— START —

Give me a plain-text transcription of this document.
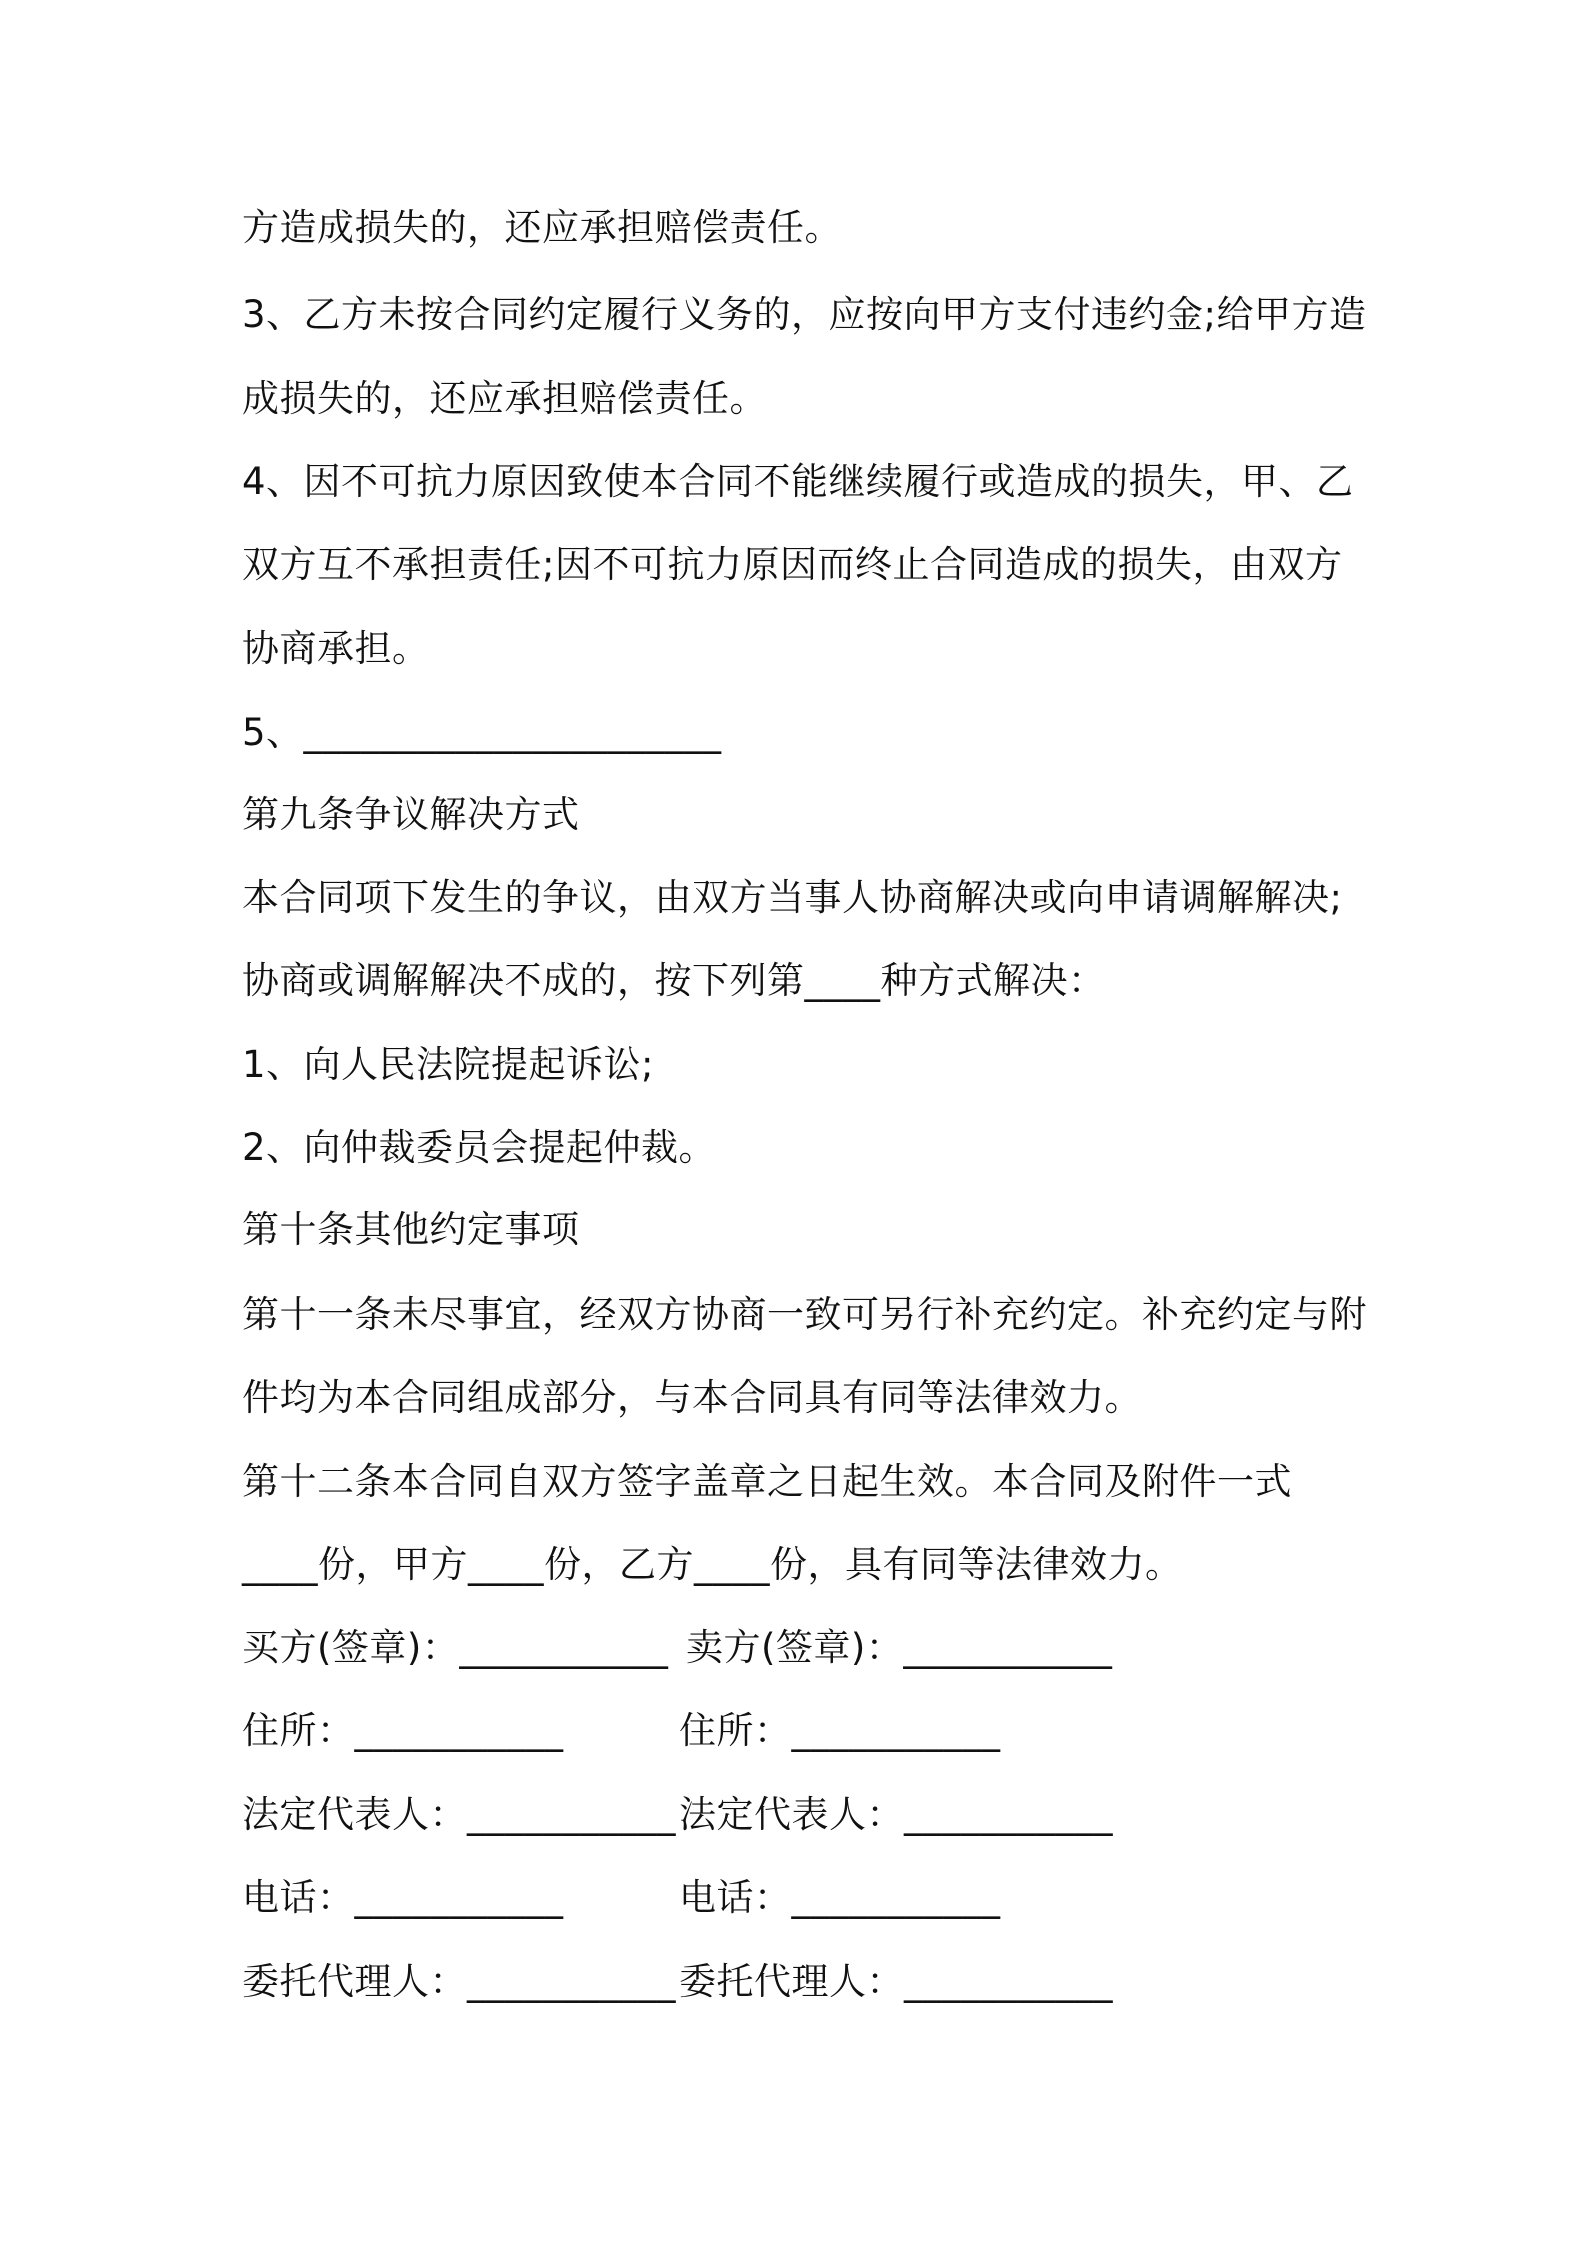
方造成损失的，还应承担赔偿责任。
3、乙方未按合同约定履行义务的，应按向甲方支付违约金;给甲方造
成损失的，还应承担赔偿责任。
4、因不可抗力原因致使本合同不能继续履行或造成的损失，甲、乙
双方互不承担责任;因不可抗力原因而终止合同造成的损失，由双方
协商承担。
5、______________________
第九条争议解决方式
本合同项下发生的争议，由双方当事人协商解决或向申请调解解决;
协商或调解解决不成的，按下列第____种方式解决：
1、向人民法院提起诉讼;
2、向仲裁委员会提起仲裁。
第十条其他约定事项
第十一条未尽事宜，经双方协商一致可另行补充约定。补充约定与附
件均为本合同组成部分，与本合同具有同等法律效力。
第十二条本合同自双方签字盖章之日起生效。本合同及附件一式
____份，甲方____份，乙方____份，具有同等法律效力。
买方(签章)：___________ 卖方(签章)：___________
住所：___________	住所：___________
法定代表人：___________ 法定代表人：___________
电话：___________	电话：___________
委托代理人：___________ 委托代理人：___________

— END —

Short task:
Transcribe the records above exactly, leaving out every picture.

Reply to the task:
Give me a plain-text transcription of this document.
方造成损失的，还应承担赔偿责任。
3、乙方未按合同约定履行义务的，应按向甲方支付违约金;给甲方造
成损失的，还应承担赔偿责任。
4、因不可抗力原因致使本合同不能继续履行或造成的损失，甲、乙
双方互不承担责任;因不可抗力原因而终止合同造成的损失，由双方
协商承担。
5、______________________
第九条争议解决方式
本合同项下发生的争议，由双方当事人协商解决或向申请调解解决;
协商或调解解决不成的，按下列第____种方式解决：
1、向人民法院提起诉讼;
2、向仲裁委员会提起仲裁。
第十条其他约定事项
第十一条未尽事宜，经双方协商一致可另行补充约定。补充约定与附
件均为本合同组成部分，与本合同具有同等法律效力。
第十二条本合同自双方签字盖章之日起生效。本合同及附件一式
____份，甲方____份，乙方____份，具有同等法律效力。
买方(签章)：___________ 卖方(签章)：___________
住所：___________	住所：___________
法定代表人：___________ 法定代表人：___________
电话：___________	电话：___________
委托代理人：___________ 委托代理人：___________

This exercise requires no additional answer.